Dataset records
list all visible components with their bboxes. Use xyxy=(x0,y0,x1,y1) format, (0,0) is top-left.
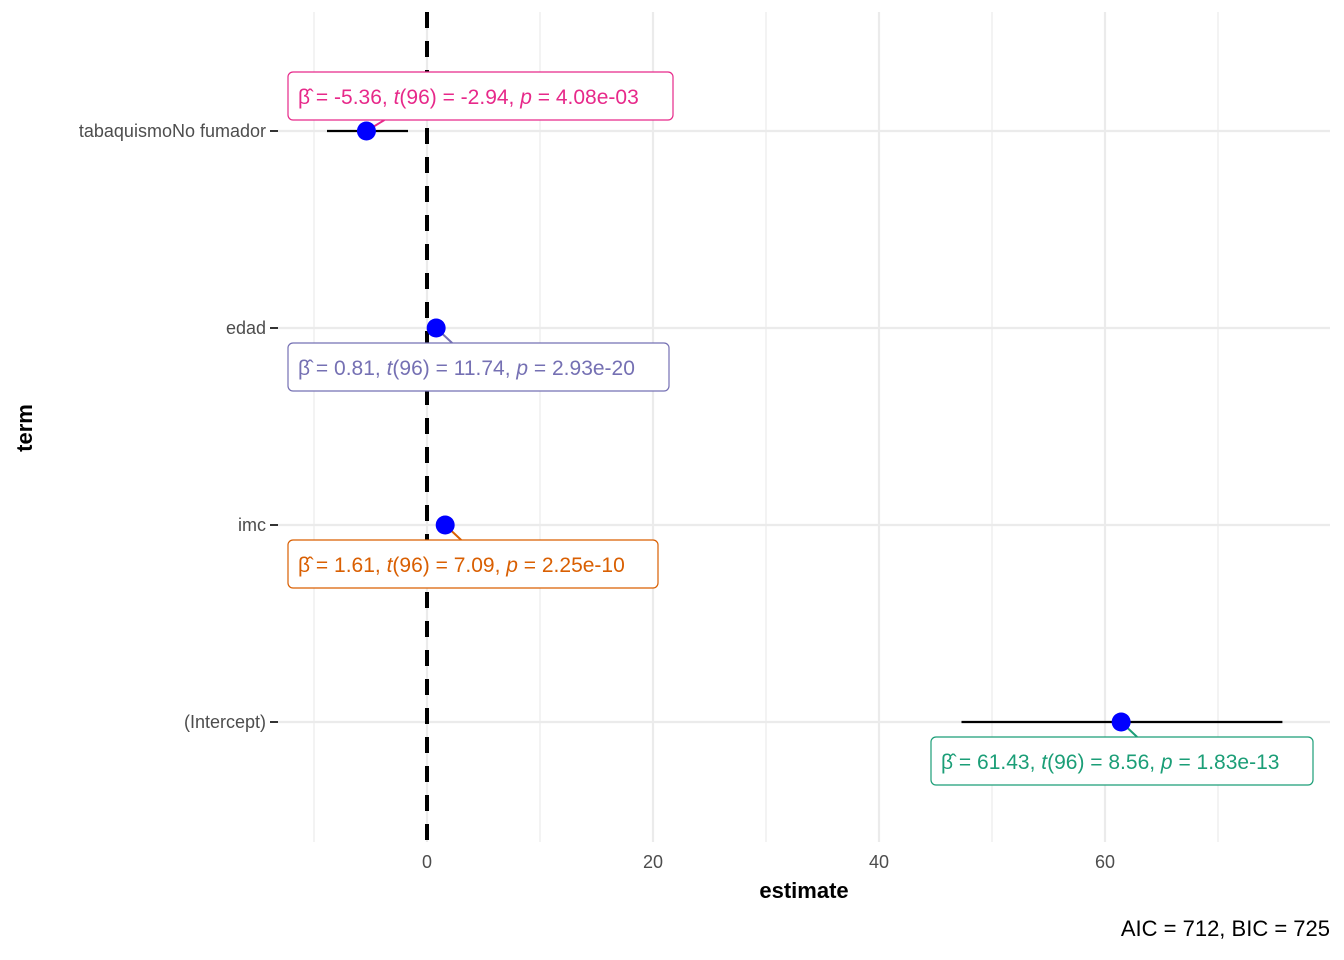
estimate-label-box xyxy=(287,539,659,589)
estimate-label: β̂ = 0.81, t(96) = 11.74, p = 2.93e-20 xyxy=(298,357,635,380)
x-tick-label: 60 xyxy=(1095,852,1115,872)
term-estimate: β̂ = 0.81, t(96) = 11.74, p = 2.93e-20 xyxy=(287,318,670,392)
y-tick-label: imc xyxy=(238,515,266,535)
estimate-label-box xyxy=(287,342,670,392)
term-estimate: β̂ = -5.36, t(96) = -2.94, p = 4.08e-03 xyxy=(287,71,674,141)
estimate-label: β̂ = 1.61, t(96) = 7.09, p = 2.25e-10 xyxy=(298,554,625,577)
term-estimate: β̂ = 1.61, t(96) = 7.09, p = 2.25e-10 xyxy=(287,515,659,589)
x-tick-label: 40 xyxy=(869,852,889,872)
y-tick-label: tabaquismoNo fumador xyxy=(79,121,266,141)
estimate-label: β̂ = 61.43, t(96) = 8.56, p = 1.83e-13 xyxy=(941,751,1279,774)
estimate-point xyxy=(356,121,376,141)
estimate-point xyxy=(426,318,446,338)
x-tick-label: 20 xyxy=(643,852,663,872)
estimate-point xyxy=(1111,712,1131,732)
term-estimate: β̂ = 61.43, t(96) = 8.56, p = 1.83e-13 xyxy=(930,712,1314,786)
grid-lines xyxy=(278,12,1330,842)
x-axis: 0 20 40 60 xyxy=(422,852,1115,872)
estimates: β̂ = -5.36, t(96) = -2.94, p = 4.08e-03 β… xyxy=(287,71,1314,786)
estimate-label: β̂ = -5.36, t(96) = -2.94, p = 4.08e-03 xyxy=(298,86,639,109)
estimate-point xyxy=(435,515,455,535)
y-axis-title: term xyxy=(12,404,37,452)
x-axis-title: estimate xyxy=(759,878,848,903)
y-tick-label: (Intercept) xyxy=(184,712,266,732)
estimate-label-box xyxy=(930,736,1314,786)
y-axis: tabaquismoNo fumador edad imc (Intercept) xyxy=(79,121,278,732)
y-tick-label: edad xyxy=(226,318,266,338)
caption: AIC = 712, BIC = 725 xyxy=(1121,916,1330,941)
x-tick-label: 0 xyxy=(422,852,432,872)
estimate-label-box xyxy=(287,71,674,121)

---

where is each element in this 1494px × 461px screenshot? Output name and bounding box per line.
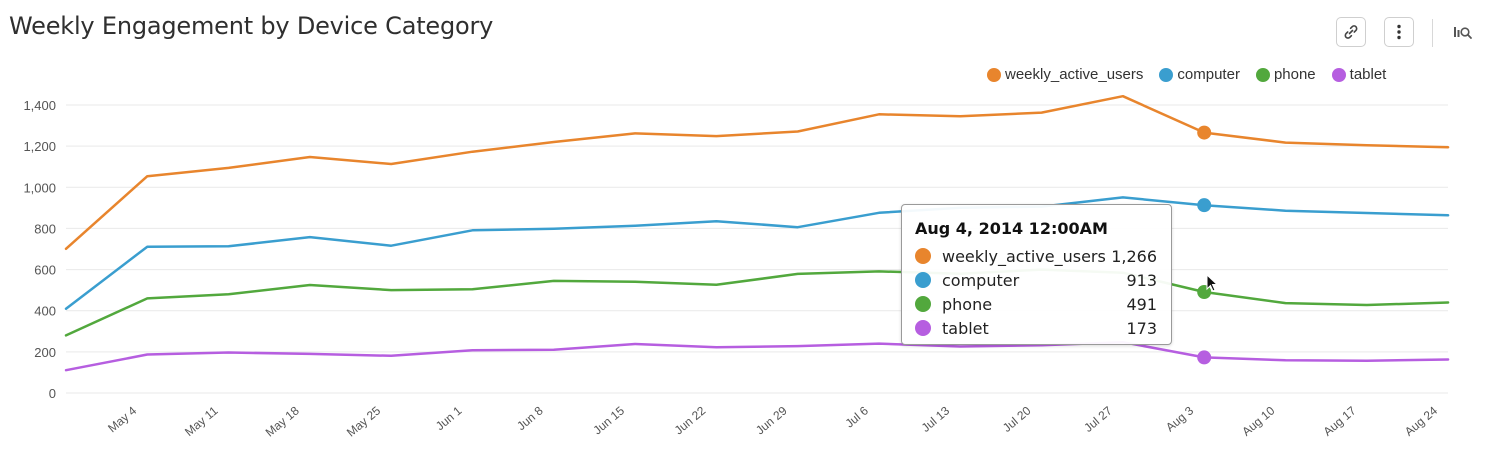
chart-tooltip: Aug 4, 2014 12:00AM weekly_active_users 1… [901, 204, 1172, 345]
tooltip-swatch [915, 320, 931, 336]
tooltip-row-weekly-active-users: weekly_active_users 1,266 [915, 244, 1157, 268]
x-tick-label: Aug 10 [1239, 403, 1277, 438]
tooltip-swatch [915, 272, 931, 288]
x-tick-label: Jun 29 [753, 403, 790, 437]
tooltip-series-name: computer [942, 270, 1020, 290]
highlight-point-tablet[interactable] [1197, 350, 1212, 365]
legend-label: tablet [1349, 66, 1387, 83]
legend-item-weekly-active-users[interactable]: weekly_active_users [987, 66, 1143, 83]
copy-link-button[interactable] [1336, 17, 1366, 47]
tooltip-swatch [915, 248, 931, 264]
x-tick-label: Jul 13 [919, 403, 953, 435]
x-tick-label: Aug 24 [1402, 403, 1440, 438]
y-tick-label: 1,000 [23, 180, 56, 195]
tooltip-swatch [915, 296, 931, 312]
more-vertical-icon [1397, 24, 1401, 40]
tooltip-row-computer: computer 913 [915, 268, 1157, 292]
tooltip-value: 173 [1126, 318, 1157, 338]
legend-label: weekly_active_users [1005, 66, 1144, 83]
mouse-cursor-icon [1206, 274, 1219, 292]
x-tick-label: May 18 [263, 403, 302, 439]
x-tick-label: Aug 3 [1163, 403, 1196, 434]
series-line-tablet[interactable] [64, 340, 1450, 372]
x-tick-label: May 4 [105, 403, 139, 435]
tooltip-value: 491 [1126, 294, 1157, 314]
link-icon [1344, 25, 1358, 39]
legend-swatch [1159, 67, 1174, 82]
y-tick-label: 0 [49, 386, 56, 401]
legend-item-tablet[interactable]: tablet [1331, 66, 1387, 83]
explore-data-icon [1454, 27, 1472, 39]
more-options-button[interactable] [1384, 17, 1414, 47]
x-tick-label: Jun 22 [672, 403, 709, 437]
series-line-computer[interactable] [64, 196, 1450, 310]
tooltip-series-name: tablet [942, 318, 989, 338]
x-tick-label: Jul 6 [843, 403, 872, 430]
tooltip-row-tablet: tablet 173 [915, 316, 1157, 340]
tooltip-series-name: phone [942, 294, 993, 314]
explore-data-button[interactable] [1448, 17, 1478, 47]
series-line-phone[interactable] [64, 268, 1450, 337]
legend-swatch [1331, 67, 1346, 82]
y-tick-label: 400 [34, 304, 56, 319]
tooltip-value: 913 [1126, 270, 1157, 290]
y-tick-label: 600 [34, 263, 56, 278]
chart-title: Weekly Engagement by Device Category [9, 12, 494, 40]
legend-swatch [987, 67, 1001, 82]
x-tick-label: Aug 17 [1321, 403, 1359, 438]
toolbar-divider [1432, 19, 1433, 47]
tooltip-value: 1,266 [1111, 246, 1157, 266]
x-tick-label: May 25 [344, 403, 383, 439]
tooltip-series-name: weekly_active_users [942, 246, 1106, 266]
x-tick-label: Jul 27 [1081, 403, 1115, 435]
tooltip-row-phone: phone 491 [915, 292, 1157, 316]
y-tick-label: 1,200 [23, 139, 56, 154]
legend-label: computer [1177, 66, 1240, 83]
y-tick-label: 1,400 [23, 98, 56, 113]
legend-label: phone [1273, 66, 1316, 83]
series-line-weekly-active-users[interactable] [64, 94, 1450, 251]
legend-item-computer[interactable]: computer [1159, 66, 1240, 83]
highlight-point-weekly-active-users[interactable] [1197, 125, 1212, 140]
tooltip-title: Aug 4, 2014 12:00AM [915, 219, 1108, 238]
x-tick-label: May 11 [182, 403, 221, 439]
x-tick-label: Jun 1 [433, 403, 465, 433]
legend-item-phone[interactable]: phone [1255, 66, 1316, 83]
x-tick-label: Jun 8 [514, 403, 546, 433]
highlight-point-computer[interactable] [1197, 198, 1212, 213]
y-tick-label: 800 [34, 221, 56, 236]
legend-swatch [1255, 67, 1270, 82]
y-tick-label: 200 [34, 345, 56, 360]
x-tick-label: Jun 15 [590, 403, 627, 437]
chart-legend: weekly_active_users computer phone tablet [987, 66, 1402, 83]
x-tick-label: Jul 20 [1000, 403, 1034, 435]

**PROBLEM DESCRIPTION**
Convert the listing lines from the line with "estimate-label-box xyxy=(287,539,659,589)" through the line with "estimate-label-box xyxy=(287,71,674,121)", both included, into a Markdown table with the columns Row and Line. Omit any blank lines.

**WRITTEN RESPONSE**
| Row | Line |
|---|---|
| 1 | estimate-label-box xyxy=(287,539,659,589) |
| 2 | estimate-label: β̂ = 0.81, t(96) = 11.74, p = 2.93e-20 xyxy=(298,357,635,380) |
| 3 | x-tick-label: 60 xyxy=(1095,852,1115,872) |
| 4 | term-estimate: β̂ = 0.81, t(96) = 11.74, p = 2.93e-20 xyxy=(287,318,670,392) |
| 5 | y-tick-label: imc xyxy=(238,515,266,535) |
| 6 | estimate-label-box xyxy=(287,342,670,392) |
| 7 | term-estimate: β̂ = -5.36, t(96) = -2.94, p = 4.08e-03 xyxy=(287,71,674,141) |
| 8 | estimate-label: β̂ = 1.61, t(96) = 7.09, p = 2.25e-10 xyxy=(298,554,625,577) |
| 9 | term-estimate: β̂ = 1.61, t(96) = 7.09, p = 2.25e-10 xyxy=(287,515,659,589) |
| 10 | x-tick-label: 40 xyxy=(869,852,889,872) |
| 11 | y-tick-label: tabaquismoNo fumador xyxy=(79,121,266,141) |
| 12 | estimate-label: β̂ = 61.43, t(96) = 8.56, p = 1.83e-13 xyxy=(941,751,1279,774) |
| 13 | estimate-point xyxy=(356,121,376,141) |
| 14 | estimate-point xyxy=(426,318,446,338) |
| 15 | x-tick-label: 20 xyxy=(643,852,663,872) |
| 16 | estimate-point xyxy=(1111,712,1131,732) |
| 17 | term-estimate: β̂ = 61.43, t(96) = 8.56, p = 1.83e-13 xyxy=(930,712,1314,786) |
| 18 | grid-lines xyxy=(278,12,1330,842) |
| 19 | x-axis: 0 20 40 60 xyxy=(422,852,1115,872) |
| 20 | estimates: β̂ = -5.36, t(96) = -2.94, p = 4.08e-03 β… xyxy=(287,71,1314,786) |
| 21 | estimate-label: β̂ = -5.36, t(96) = -2.94, p = 4.08e-03 xyxy=(298,86,639,109) |
| 22 | estimate-point xyxy=(435,515,455,535) |
| 23 | y-axis-title: term xyxy=(12,404,37,452) |
| 24 | x-axis-title: estimate xyxy=(759,878,848,903) |
| 25 | y-tick-label: (Intercept) xyxy=(184,712,266,732) |
| 26 | estimate-label-box xyxy=(930,736,1314,786) |
| 27 | y-axis: tabaquismoNo fumador edad imc (Intercept) xyxy=(79,121,278,732) |
| 28 | y-tick-label: edad xyxy=(226,318,266,338) |
| 29 | caption: AIC = 712, BIC = 725 xyxy=(1121,916,1330,941) |
| 30 | x-tick-label: 0 xyxy=(422,852,432,872) |
| 31 | estimate-label-box xyxy=(287,71,674,121) |